[Dataset entries]

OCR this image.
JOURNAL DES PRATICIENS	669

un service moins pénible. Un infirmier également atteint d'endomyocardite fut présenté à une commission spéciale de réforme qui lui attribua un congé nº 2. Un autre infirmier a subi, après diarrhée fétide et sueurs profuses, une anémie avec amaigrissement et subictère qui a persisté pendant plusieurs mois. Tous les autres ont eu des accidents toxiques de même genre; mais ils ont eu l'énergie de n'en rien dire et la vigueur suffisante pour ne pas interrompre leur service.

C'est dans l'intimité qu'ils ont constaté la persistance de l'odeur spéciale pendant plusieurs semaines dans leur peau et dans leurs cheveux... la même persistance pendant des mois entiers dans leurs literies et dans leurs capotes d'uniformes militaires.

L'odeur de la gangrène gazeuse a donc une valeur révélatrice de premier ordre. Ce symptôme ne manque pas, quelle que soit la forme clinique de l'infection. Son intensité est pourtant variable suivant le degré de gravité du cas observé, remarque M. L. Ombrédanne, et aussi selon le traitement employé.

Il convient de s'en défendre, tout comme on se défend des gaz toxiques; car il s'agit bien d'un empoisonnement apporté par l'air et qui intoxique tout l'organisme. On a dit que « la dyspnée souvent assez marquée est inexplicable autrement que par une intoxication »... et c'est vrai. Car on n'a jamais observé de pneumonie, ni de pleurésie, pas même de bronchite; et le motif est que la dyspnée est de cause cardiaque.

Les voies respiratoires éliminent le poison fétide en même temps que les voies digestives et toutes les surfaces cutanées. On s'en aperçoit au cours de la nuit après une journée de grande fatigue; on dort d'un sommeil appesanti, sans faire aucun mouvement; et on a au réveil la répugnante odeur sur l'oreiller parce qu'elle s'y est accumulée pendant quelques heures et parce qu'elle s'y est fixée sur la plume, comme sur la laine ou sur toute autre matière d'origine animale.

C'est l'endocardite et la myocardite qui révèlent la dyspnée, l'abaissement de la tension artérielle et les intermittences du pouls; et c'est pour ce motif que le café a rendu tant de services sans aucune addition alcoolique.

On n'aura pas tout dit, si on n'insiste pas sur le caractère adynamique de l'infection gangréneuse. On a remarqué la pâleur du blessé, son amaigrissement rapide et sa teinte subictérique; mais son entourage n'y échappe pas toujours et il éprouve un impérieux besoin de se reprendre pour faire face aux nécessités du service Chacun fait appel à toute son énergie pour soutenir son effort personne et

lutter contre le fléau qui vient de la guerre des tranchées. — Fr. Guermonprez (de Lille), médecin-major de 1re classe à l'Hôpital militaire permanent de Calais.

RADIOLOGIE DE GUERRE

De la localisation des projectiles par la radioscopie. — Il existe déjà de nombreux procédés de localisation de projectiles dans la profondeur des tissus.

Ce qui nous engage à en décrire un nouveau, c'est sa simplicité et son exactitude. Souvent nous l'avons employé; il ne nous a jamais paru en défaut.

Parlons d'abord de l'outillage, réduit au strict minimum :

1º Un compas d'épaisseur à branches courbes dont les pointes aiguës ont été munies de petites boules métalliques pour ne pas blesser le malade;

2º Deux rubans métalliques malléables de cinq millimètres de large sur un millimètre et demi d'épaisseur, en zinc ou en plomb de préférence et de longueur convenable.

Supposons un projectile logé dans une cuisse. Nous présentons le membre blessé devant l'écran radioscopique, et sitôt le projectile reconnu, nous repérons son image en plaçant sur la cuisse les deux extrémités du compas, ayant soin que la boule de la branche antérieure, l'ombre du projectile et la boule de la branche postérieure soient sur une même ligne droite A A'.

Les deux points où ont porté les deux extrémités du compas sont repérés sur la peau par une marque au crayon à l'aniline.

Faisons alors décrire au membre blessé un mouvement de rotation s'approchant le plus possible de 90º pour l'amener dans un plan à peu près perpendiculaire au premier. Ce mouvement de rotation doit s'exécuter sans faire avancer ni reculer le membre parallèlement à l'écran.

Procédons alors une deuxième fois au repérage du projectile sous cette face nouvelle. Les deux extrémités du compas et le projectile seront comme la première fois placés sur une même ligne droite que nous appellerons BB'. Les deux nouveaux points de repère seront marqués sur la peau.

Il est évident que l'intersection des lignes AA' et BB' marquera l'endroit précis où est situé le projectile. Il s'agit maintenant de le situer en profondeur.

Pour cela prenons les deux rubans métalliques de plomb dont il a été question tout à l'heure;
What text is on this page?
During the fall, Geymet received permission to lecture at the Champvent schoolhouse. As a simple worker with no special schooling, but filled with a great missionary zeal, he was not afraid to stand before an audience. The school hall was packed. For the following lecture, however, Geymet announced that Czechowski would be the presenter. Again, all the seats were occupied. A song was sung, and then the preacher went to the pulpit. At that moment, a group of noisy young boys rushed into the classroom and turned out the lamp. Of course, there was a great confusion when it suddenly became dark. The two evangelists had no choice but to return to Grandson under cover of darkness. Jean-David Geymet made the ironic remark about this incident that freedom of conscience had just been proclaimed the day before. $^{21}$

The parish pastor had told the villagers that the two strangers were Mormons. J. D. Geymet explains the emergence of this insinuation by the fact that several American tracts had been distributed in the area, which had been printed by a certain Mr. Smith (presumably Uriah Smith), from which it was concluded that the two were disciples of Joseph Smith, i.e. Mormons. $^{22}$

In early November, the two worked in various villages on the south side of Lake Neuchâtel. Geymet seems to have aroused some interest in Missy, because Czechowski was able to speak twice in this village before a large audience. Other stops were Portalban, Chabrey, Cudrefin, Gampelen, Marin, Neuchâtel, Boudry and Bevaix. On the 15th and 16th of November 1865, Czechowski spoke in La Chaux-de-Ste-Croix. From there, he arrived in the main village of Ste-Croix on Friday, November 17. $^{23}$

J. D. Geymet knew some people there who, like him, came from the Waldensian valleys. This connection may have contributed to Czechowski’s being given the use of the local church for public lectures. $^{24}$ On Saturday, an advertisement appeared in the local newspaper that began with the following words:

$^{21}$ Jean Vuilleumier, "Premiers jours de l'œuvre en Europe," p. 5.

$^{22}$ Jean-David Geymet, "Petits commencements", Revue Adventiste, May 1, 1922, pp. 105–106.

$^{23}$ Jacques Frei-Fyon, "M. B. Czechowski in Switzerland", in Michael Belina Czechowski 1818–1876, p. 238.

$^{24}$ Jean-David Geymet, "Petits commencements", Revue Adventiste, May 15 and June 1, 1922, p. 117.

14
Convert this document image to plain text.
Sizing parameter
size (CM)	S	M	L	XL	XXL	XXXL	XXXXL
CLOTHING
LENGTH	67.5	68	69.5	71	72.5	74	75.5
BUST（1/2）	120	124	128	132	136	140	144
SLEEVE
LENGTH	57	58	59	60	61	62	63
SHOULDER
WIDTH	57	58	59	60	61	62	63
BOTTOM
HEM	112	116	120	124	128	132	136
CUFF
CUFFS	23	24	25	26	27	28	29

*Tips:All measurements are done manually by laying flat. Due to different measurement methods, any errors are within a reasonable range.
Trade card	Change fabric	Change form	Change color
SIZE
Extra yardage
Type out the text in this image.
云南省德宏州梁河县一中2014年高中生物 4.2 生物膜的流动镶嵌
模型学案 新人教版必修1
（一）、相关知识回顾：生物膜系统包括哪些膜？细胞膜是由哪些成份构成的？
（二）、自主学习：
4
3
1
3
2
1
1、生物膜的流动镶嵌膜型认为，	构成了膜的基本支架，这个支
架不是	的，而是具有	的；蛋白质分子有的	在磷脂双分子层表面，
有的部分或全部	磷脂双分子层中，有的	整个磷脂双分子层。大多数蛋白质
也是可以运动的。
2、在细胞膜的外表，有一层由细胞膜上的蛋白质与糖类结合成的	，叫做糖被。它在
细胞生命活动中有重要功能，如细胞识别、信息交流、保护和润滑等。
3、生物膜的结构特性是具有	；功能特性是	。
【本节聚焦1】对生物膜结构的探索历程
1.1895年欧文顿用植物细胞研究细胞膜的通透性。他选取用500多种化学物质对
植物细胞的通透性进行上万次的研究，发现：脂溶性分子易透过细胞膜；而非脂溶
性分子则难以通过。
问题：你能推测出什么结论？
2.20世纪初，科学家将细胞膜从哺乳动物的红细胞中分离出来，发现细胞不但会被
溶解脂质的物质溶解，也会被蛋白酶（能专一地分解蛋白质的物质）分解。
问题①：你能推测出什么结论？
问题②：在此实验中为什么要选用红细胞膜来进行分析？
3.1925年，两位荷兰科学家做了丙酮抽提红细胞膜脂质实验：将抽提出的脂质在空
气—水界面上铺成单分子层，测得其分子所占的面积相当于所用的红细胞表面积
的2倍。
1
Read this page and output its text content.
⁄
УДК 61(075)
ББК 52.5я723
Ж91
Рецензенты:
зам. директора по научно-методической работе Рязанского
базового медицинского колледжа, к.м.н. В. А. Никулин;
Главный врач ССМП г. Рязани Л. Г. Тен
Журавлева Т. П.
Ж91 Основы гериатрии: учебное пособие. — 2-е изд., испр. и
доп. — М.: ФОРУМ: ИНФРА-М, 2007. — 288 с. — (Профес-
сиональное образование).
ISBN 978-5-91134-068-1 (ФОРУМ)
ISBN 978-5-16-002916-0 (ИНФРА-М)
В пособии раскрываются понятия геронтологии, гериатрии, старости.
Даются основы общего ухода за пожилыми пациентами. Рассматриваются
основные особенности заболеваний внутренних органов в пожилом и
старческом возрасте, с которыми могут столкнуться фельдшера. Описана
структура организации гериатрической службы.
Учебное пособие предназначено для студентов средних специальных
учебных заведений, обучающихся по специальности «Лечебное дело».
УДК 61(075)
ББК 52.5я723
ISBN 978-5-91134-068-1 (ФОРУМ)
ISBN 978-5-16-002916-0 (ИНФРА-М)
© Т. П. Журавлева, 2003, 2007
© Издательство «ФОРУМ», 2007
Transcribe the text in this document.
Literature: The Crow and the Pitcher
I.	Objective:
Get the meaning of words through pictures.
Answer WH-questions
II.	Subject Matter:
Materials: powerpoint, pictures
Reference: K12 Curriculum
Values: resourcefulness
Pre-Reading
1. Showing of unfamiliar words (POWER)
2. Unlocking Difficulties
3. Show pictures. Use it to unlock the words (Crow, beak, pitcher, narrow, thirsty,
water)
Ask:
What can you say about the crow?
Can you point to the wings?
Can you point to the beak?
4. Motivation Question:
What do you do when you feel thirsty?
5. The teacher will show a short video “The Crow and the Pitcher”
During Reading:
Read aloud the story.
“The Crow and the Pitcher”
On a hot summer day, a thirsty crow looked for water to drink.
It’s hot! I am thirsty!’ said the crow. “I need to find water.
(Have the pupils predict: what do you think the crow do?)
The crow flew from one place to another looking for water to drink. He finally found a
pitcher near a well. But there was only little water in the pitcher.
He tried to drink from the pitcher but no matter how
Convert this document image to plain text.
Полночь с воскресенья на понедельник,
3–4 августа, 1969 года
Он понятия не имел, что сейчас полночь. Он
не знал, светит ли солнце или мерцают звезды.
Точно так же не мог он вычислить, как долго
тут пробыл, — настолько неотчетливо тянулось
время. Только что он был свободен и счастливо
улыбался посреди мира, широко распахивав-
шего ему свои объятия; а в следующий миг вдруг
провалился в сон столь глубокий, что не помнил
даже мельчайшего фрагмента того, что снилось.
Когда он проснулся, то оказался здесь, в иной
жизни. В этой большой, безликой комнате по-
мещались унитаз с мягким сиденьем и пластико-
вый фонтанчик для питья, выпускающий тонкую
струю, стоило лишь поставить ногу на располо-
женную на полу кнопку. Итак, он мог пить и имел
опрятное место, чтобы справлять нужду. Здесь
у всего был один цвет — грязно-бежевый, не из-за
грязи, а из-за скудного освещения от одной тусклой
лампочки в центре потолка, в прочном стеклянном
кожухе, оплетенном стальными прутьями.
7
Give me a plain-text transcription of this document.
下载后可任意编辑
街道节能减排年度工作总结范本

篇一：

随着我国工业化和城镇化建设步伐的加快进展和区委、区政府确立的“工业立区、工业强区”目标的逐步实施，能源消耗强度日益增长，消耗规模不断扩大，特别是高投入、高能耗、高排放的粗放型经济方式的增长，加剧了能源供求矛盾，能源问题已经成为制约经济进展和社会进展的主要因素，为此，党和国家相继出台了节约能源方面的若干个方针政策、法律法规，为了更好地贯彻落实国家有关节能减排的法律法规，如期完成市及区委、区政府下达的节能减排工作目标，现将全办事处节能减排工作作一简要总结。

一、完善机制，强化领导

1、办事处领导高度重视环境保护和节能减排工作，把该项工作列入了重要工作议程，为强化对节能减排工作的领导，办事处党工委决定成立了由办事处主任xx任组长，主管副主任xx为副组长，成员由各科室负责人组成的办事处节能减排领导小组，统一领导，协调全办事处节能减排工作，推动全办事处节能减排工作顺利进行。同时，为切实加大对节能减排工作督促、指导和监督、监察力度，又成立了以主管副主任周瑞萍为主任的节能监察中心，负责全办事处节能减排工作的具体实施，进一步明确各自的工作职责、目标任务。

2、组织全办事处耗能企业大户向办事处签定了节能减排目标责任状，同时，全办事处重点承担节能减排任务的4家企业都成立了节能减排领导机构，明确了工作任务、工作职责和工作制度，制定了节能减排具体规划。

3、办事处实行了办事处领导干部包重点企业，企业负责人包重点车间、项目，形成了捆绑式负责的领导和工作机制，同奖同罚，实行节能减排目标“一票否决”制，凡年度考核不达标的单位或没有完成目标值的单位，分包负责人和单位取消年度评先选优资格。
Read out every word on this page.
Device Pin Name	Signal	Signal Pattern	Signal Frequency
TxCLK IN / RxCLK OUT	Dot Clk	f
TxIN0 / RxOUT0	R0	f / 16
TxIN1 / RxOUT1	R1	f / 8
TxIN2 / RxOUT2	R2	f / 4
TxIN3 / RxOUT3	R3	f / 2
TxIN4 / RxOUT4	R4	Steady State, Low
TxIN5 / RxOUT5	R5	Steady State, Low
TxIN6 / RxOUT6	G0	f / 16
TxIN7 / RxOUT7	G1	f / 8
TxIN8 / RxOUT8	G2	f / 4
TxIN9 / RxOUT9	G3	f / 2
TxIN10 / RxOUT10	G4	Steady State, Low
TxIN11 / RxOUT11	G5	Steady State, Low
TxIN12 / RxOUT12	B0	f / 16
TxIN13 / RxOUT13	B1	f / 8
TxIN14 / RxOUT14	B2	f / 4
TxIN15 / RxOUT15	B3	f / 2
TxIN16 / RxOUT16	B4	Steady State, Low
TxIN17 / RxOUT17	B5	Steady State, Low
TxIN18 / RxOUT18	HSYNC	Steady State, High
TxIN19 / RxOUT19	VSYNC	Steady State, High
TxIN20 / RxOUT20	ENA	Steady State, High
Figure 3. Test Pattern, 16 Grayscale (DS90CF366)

## THE PROBLEM
Of the lines in the material, how many include "droite"? Respond with the number alone.

## ANSWER FOR THE TASK
2